Short task »
Select the lines below containing the word "June".

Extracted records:
○ ○ ○
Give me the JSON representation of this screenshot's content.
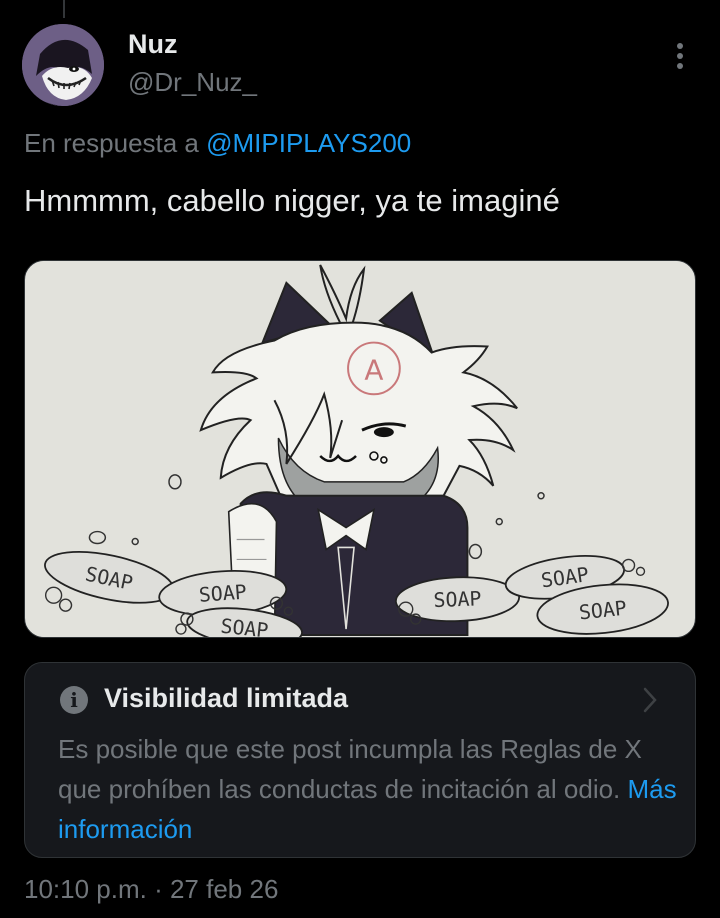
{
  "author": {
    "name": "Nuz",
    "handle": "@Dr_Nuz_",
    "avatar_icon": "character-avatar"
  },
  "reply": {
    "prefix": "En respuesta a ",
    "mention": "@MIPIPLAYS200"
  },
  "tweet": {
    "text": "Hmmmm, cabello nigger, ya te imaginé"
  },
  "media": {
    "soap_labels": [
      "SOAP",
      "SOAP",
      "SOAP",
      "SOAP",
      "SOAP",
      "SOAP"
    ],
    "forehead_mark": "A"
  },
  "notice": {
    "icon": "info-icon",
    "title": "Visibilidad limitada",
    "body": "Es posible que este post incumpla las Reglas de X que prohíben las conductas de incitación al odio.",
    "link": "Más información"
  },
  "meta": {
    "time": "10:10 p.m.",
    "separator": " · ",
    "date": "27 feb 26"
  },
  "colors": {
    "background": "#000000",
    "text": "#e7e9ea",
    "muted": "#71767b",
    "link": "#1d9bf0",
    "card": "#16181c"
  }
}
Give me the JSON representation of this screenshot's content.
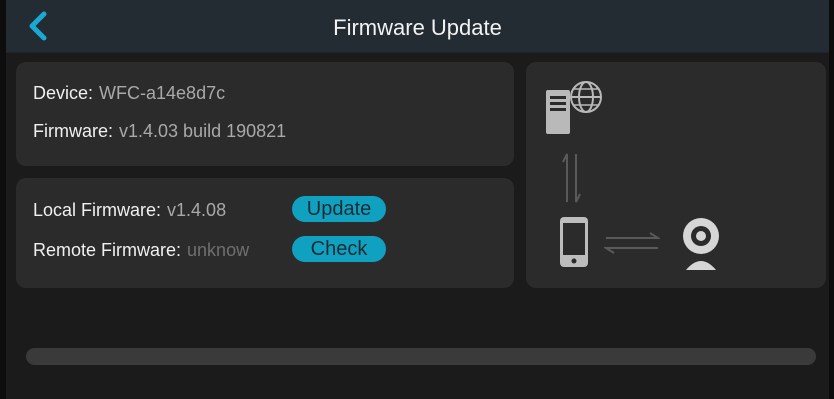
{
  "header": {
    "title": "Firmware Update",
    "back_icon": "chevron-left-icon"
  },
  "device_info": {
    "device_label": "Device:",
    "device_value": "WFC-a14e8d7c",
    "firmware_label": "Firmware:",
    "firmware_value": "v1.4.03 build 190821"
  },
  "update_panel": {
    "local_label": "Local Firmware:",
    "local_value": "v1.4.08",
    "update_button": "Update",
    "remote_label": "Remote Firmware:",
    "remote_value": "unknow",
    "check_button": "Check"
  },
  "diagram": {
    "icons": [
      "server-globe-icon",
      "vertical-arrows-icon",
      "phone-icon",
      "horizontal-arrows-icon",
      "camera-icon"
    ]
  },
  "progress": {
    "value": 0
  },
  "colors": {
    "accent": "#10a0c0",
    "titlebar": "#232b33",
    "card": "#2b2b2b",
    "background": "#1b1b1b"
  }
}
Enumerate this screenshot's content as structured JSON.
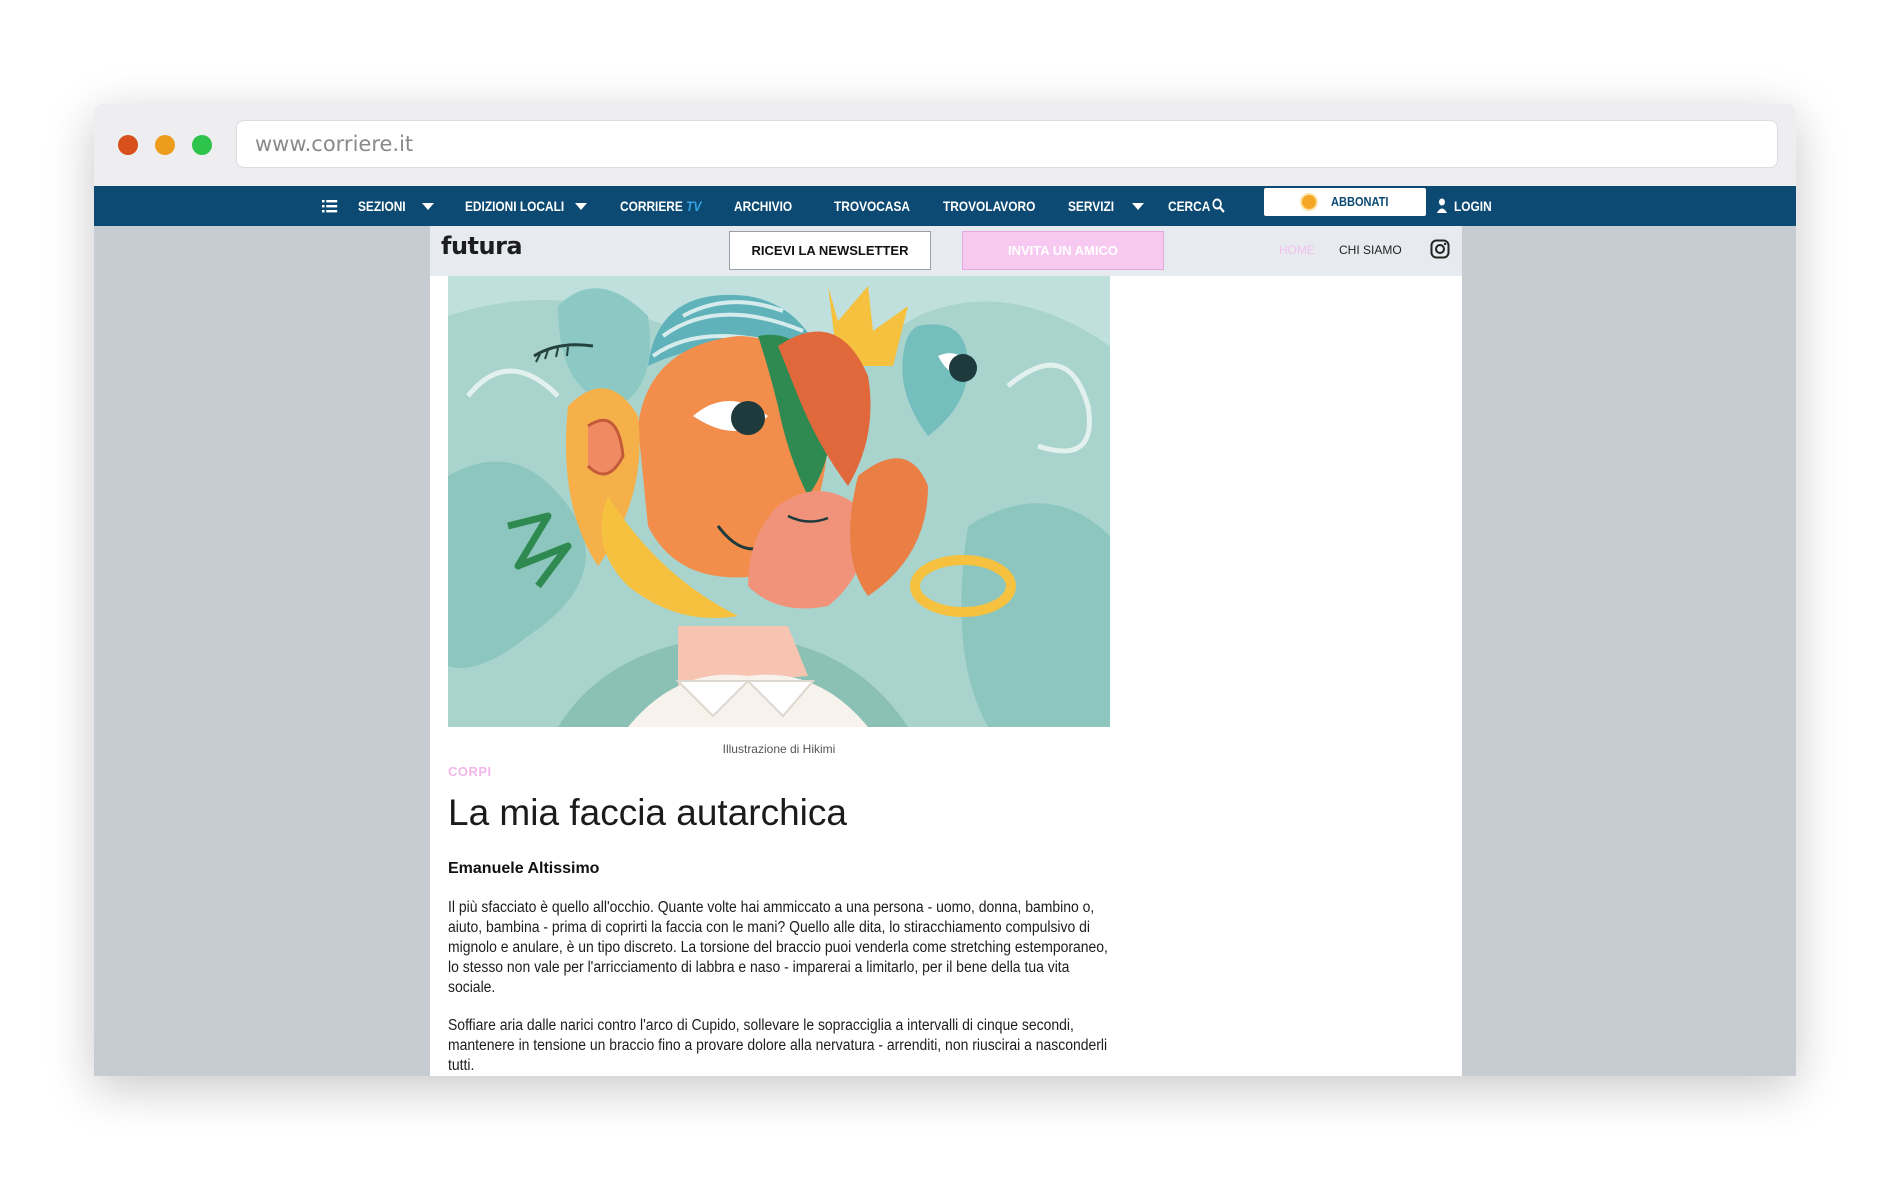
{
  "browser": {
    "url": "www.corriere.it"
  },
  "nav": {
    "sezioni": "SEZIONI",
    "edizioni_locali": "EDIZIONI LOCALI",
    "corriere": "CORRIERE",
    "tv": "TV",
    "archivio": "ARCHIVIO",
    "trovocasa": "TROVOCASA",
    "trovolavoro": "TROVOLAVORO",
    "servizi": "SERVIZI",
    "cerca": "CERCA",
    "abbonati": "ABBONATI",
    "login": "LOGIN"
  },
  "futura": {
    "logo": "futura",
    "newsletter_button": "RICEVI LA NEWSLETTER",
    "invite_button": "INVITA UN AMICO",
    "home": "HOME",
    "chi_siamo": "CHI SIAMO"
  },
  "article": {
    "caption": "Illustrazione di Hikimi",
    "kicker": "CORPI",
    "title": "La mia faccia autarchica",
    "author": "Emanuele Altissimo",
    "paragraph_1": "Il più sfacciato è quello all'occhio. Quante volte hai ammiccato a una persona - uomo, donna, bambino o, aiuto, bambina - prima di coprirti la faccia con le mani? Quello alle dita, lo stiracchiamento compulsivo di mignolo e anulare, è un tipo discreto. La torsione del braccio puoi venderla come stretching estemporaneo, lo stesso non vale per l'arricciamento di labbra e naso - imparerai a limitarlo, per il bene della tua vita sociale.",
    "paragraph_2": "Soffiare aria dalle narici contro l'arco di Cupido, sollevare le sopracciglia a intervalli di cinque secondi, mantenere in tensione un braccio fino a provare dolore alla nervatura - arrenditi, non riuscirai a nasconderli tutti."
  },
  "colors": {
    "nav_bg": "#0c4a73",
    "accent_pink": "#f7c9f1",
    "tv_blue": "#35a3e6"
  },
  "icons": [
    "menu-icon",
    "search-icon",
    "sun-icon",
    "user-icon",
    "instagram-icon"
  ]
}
○ ○ ○
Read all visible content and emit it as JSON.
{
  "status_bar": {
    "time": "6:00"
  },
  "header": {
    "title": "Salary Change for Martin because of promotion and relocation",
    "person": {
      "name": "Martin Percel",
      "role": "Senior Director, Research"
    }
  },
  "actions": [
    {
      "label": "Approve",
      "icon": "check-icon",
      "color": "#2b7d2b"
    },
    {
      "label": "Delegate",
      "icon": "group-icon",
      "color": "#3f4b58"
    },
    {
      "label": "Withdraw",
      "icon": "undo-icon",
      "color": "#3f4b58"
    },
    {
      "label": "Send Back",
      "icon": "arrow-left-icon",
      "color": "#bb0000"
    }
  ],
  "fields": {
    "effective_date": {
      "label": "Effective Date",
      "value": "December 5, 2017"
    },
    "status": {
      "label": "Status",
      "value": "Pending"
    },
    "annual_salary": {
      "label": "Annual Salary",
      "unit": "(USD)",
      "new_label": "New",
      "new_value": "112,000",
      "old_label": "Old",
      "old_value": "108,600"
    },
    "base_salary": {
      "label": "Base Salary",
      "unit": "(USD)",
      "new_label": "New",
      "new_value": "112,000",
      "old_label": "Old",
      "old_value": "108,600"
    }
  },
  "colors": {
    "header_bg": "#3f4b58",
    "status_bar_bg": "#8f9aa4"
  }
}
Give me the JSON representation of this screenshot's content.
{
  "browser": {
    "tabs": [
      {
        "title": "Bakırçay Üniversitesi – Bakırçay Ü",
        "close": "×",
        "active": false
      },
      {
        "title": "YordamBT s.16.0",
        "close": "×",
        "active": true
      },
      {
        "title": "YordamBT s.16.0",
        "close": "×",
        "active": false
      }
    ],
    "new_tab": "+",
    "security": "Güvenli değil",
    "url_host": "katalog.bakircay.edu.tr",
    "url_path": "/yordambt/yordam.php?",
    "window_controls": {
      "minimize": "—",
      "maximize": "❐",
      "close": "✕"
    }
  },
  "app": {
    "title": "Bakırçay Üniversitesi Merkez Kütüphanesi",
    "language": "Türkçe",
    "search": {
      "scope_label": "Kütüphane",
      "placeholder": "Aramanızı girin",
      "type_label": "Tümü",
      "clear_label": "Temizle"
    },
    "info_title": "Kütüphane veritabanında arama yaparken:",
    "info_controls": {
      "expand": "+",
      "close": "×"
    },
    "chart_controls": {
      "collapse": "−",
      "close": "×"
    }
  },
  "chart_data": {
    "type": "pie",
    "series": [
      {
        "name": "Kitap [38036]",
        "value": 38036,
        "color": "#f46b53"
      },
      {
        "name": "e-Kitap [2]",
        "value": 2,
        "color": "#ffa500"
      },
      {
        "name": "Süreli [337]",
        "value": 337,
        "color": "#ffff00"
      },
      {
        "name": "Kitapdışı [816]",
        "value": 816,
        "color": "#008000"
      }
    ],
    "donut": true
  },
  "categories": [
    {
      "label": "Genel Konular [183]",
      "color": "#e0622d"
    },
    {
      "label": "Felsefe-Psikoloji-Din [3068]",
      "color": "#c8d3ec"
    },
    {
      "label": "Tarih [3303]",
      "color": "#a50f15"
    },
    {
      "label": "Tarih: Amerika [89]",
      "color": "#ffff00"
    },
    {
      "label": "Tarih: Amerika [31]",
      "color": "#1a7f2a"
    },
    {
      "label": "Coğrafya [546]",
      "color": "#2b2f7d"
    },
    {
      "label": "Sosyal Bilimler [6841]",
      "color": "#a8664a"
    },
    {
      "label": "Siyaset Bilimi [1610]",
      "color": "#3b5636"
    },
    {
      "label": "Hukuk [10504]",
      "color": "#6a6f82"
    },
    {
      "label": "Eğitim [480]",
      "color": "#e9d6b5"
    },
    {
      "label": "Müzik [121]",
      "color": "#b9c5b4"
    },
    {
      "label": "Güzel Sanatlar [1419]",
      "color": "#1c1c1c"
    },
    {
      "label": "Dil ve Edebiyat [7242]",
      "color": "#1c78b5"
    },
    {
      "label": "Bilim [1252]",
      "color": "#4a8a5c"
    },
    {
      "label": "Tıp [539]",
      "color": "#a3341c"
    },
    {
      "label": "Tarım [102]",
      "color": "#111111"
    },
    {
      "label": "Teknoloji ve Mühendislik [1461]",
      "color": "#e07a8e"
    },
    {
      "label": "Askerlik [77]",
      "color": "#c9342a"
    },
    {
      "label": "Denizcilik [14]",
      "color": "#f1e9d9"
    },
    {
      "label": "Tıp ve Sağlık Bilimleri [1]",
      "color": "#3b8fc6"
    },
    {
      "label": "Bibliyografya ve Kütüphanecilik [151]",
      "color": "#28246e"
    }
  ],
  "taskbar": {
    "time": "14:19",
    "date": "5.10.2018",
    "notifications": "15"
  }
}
○ ○ ○
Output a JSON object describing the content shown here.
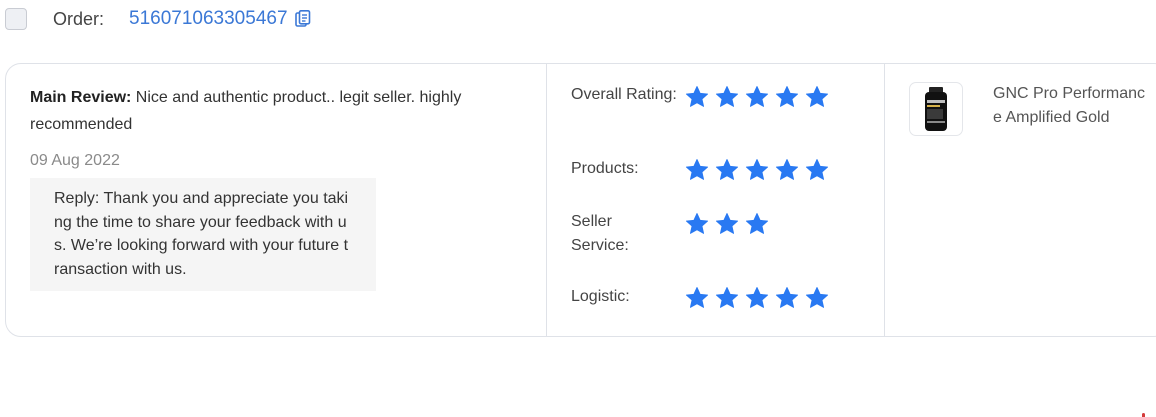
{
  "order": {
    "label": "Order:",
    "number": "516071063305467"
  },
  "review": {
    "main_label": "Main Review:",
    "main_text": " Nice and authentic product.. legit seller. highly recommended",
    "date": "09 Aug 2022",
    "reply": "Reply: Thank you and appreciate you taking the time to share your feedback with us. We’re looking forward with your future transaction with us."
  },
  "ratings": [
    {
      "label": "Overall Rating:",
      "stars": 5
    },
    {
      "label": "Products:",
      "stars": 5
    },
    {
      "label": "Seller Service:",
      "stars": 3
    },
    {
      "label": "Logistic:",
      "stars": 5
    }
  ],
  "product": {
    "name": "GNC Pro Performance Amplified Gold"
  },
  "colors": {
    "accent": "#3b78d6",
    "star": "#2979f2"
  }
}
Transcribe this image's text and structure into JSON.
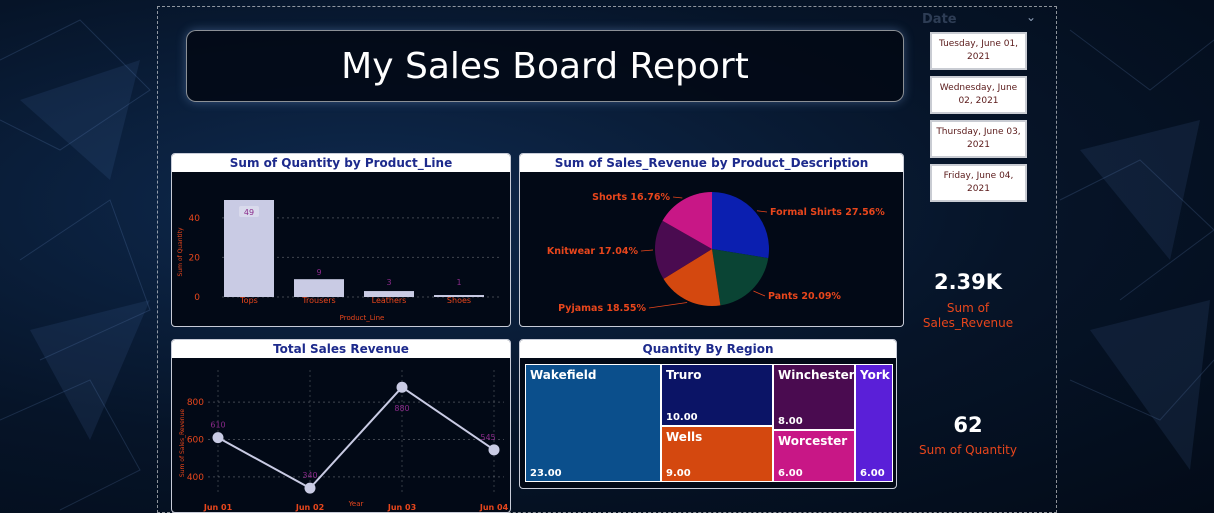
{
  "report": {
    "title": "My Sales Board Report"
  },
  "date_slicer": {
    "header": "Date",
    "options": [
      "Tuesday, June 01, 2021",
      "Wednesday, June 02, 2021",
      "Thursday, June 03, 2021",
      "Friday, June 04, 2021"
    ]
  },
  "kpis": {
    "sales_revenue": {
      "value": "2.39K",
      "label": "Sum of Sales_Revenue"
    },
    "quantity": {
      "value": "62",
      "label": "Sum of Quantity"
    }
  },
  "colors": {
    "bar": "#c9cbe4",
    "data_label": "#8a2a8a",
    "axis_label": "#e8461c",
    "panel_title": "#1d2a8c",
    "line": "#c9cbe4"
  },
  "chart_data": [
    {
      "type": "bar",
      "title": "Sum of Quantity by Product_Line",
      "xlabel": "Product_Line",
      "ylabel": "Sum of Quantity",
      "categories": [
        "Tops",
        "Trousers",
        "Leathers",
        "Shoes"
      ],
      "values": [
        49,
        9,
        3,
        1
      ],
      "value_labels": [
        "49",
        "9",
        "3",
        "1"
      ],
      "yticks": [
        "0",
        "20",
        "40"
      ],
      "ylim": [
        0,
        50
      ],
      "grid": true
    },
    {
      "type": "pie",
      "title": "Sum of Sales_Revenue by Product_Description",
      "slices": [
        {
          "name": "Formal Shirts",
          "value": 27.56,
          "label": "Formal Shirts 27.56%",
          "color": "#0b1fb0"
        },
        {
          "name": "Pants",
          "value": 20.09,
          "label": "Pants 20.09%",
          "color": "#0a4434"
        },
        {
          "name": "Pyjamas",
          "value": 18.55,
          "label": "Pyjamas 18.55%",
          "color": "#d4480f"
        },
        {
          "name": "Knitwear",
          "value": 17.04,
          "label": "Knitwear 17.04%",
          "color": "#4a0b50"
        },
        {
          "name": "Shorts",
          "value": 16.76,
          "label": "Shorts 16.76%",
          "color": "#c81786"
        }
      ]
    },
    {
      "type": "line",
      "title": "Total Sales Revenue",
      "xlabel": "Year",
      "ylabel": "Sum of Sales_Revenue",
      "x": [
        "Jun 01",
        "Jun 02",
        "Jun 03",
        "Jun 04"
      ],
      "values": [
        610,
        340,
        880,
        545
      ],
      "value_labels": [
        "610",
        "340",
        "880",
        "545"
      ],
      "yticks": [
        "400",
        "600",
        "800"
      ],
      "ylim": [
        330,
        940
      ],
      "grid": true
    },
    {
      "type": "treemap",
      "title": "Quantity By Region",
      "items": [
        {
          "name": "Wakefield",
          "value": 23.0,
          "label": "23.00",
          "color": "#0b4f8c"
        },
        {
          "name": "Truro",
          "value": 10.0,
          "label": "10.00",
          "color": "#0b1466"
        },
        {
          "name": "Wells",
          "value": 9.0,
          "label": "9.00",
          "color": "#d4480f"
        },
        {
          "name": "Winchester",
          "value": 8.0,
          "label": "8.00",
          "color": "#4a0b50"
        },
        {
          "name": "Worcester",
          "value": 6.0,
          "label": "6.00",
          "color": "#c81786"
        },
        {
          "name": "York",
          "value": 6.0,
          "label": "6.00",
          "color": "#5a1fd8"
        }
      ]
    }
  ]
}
○ ○ ○
Final answer »
      "Tuesday, June 01, 2021",
      "Wednesday, June 02, 2021",
      "Thursday, June 03, 2021",
      "Friday, June 04, 2021"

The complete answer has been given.